WHAT IS REQUIRED: Identify the lines holding "hires" and copy them.
━━━ EXTRACTED RECORDS
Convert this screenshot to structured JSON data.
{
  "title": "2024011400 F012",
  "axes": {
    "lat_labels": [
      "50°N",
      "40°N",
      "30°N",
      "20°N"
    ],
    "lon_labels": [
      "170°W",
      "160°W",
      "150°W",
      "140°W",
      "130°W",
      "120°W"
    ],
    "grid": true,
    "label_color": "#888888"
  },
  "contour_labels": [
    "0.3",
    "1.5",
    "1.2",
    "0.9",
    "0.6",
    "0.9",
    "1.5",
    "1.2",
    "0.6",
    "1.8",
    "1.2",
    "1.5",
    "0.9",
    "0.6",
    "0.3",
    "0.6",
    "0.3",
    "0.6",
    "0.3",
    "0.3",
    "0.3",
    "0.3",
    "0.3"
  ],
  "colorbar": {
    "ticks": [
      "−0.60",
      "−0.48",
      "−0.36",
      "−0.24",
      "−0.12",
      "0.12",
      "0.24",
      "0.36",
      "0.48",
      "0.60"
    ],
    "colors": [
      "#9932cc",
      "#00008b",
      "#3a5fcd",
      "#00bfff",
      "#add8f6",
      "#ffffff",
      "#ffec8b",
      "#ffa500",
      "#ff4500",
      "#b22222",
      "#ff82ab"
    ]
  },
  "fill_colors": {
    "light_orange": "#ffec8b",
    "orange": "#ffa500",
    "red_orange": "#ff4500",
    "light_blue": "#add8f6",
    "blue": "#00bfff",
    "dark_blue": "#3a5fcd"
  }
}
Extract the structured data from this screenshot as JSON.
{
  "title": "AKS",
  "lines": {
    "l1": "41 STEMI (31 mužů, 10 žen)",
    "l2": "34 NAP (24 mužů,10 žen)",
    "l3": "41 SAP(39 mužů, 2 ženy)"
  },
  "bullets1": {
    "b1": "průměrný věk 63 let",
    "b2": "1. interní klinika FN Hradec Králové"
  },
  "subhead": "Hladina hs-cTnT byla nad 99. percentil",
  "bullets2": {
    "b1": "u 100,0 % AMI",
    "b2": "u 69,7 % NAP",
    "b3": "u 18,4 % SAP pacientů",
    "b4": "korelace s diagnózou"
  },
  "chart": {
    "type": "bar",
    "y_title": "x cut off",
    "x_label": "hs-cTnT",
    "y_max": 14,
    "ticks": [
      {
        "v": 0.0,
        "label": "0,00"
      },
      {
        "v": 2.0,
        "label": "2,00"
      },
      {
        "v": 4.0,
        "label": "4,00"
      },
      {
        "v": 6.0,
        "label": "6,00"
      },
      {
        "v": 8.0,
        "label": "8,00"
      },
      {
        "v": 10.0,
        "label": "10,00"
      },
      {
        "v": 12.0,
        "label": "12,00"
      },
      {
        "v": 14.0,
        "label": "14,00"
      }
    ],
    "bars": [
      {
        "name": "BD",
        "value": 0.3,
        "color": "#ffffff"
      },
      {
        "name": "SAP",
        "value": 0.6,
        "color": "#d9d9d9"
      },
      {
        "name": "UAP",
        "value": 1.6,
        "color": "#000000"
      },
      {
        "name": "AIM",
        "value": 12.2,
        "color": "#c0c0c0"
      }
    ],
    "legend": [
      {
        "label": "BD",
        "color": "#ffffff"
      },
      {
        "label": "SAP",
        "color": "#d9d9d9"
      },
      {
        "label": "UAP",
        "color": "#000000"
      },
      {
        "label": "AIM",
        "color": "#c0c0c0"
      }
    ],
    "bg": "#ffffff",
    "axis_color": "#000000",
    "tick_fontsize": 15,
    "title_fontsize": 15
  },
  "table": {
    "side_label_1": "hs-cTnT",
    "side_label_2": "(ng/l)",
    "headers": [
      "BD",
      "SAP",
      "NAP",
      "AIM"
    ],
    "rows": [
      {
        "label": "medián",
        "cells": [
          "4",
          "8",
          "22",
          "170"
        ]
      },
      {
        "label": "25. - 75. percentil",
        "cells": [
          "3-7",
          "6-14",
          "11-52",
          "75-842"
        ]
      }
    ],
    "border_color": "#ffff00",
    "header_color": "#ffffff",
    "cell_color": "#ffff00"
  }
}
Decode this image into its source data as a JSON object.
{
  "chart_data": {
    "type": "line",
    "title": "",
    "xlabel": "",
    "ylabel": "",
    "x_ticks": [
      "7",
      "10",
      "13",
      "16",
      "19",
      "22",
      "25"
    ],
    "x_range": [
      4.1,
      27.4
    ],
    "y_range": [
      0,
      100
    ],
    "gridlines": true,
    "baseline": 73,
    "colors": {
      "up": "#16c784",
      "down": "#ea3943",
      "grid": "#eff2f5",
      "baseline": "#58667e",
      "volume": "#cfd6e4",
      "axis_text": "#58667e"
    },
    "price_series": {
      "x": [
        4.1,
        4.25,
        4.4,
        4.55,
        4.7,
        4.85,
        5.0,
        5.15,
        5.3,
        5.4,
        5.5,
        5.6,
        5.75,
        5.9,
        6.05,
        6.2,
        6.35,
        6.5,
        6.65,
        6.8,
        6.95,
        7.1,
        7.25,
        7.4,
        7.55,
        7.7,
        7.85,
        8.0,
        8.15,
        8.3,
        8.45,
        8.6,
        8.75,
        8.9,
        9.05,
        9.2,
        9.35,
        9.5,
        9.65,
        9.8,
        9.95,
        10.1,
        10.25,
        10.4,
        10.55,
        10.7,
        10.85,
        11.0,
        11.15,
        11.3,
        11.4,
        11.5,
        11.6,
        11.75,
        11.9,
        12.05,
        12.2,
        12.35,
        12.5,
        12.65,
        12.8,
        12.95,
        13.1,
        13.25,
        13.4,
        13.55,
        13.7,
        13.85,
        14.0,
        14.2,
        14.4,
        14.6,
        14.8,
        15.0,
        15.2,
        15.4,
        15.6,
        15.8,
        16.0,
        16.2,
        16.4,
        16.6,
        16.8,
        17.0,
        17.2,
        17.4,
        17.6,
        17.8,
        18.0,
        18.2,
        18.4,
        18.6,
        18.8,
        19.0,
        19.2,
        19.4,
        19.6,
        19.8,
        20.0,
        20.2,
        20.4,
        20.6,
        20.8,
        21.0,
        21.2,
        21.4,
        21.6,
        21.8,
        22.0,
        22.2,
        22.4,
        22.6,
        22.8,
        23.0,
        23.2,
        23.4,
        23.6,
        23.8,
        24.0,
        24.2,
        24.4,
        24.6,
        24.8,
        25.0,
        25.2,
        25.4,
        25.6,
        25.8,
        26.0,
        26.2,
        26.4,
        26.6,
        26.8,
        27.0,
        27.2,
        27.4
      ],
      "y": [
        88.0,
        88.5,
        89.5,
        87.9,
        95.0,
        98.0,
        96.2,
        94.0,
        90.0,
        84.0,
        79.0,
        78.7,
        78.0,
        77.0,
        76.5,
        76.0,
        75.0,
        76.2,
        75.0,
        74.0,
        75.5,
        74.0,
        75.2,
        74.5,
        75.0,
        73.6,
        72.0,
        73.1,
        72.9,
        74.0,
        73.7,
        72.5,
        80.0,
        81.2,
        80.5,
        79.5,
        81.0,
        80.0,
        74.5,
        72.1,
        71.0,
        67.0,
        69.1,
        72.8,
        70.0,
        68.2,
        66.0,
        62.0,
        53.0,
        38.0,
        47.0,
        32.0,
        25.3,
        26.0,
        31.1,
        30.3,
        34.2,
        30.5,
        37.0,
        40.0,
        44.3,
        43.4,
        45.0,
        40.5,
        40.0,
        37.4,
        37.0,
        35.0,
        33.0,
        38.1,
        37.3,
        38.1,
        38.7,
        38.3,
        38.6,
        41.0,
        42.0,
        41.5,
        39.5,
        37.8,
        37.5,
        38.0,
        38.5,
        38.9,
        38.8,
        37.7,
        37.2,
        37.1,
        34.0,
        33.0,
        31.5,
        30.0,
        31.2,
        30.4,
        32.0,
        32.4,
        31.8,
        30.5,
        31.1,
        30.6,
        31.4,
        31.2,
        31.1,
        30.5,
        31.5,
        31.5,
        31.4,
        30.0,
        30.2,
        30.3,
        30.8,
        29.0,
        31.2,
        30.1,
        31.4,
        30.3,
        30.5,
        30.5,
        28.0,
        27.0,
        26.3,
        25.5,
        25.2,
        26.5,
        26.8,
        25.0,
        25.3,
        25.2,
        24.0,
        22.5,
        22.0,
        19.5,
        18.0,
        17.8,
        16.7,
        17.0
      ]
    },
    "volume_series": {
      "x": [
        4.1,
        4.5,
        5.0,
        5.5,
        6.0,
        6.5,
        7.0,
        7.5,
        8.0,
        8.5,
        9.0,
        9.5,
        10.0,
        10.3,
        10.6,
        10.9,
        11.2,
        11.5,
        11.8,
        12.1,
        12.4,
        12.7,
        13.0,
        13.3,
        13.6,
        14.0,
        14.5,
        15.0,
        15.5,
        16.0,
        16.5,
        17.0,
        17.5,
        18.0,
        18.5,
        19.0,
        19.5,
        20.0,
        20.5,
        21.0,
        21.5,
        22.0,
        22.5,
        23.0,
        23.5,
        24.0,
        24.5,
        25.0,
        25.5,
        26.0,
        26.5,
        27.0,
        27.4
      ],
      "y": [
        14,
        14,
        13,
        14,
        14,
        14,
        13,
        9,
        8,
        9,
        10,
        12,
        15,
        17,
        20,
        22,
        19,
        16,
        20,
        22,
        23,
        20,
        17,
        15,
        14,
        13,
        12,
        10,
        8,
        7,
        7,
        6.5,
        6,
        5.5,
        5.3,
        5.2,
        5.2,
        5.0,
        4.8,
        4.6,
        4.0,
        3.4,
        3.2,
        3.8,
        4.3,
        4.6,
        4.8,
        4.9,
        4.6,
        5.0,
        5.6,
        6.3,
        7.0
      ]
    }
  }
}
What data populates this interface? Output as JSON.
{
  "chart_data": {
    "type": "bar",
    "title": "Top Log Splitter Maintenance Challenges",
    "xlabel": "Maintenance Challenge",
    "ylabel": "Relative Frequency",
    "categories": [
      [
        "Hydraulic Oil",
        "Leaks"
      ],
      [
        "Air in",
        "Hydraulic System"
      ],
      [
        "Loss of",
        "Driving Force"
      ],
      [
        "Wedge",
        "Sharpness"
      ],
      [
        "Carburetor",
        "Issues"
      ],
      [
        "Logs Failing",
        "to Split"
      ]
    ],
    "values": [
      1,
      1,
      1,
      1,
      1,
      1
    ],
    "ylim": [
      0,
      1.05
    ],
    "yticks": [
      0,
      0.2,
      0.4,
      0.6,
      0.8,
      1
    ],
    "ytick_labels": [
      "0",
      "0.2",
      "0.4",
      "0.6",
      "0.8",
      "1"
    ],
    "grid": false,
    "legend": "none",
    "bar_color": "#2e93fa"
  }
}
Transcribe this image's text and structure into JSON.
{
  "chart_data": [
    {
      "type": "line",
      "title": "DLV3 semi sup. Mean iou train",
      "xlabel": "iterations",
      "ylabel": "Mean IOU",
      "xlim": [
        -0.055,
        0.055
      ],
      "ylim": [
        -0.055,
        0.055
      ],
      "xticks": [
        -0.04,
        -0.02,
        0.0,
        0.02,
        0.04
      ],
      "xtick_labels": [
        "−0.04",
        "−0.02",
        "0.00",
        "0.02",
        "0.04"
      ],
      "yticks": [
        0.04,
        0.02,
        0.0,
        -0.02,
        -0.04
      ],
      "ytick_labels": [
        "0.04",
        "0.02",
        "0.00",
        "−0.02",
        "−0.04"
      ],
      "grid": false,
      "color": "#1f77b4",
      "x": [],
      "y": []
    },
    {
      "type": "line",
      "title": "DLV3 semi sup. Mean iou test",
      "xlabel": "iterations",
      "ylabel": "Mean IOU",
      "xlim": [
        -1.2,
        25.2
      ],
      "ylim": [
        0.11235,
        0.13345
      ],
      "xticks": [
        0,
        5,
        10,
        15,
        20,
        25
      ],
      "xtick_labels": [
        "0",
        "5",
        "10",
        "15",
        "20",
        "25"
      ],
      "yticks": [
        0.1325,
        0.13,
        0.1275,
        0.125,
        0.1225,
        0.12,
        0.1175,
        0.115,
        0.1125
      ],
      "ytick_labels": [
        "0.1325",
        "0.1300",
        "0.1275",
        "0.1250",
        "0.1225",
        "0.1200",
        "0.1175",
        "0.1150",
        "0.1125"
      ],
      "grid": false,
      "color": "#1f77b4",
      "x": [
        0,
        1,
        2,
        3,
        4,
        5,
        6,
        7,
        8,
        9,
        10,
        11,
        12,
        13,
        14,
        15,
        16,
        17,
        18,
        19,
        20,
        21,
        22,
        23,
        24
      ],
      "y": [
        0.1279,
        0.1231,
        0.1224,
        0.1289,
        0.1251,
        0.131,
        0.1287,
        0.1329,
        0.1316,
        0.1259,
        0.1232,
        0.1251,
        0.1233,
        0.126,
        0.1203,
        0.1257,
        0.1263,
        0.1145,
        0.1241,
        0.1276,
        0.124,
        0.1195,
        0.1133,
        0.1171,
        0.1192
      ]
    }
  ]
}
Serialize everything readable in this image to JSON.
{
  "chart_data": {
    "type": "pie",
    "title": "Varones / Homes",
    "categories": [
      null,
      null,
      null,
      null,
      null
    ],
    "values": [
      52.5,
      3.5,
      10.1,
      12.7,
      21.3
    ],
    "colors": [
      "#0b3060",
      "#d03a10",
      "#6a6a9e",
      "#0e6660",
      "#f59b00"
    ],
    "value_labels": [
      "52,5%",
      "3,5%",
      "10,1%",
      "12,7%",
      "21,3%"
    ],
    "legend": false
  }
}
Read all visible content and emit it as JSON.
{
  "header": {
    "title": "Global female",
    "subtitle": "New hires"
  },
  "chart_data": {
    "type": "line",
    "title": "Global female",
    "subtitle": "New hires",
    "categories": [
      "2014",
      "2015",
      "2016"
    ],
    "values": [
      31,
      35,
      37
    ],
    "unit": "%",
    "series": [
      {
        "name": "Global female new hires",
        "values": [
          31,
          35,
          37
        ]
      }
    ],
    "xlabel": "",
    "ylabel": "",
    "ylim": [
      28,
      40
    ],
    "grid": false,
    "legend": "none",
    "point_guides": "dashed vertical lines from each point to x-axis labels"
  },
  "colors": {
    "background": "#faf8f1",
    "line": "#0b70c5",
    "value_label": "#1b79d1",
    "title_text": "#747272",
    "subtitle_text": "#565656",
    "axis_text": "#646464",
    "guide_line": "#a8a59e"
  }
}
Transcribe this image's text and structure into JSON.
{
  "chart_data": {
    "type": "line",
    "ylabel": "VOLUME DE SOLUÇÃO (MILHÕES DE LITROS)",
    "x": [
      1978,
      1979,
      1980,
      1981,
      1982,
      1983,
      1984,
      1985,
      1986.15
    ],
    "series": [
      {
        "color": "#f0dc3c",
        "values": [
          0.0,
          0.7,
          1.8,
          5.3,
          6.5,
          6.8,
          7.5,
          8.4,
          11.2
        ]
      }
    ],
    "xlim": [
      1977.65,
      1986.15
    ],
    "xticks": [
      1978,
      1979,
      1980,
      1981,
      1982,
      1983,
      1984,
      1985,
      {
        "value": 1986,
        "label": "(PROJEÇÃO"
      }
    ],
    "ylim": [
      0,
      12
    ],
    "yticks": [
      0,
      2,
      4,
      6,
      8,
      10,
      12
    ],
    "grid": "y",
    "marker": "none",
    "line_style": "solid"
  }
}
━━━━━━
WRITTEN ANSWER:
    "subtitle": "New hires"
    "subtitle": "New hires",
        "name": "Global female new hires",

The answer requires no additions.